Goal of the exercise: Scan the data for "image" and copy the lines it appears in.

Source data:
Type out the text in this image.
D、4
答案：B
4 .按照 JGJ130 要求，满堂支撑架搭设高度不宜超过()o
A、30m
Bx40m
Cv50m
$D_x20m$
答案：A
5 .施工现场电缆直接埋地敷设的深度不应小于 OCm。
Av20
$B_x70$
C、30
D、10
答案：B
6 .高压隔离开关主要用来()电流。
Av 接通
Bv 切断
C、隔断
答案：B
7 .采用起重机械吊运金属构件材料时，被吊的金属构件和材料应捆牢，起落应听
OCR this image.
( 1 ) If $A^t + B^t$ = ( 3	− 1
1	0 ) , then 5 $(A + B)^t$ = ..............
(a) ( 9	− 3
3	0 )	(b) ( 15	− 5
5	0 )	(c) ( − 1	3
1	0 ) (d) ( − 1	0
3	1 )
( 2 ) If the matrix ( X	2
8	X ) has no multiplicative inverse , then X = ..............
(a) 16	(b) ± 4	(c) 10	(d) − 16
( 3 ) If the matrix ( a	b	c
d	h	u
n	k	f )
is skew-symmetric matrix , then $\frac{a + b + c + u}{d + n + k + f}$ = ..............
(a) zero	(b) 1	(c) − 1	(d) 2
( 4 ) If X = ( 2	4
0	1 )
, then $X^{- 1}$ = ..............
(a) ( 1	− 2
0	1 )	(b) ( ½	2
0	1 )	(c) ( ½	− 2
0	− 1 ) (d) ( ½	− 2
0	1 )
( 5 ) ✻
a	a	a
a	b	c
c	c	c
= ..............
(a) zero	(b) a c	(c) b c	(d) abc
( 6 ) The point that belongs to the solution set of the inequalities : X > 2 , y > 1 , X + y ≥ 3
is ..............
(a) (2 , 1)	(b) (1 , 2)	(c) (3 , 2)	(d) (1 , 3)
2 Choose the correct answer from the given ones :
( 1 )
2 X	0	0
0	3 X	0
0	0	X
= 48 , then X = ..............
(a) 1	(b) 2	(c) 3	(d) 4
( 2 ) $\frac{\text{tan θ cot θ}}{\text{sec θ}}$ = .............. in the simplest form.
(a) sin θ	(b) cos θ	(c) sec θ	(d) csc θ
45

Solution for this task:
Type out the text in this image.
OCR this image.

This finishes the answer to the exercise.